Please quote the material exactly, every line of it.

## LISTED RECORDS:
______
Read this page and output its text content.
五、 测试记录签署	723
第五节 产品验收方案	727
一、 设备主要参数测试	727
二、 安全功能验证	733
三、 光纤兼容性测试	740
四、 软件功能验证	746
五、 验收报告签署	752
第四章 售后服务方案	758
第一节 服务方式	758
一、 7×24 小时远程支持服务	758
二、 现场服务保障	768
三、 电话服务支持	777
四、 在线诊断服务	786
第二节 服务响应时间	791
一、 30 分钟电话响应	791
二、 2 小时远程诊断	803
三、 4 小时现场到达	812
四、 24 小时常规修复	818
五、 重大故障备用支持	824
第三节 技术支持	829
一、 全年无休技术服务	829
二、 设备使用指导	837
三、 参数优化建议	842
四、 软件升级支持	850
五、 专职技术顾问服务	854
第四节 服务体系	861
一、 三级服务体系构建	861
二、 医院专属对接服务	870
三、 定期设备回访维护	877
______
## EXERCISE RESPONSE:
Read this page and output its text content.
五、 测试记录签署	723
第五节 产品验收方案	727
一、 设备主要参数测试	727
二、 安全功能验证	733
三、 光纤兼容性测试	740
四、 软件功能验证	746
五、 验收报告签署	752
第四章 售后服务方案	758
第一节 服务方式	758
一、 7×24 小时远程支持服务	758
二、 现场服务保障	768
三、 电话服务支持	777
四、 在线诊断服务	786
第二节 服务响应时间	791
一、 30 分钟电话响应	791
二、 2 小时远程诊断	803
三、 4 小时现场到达	812
四、 24 小时常规修复	818
五、 重大故障备用支持	824
第三节 技术支持	829
一、 全年无休技术服务	829
二、 设备使用指导	837
三、 参数优化建议	842
四、 软件升级支持	850
五、 专职技术顾问服务	854
第四节 服务体系	861
一、 三级服务体系构建	861
二、 医院专属对接服务	870
三、 定期设备回访维护	877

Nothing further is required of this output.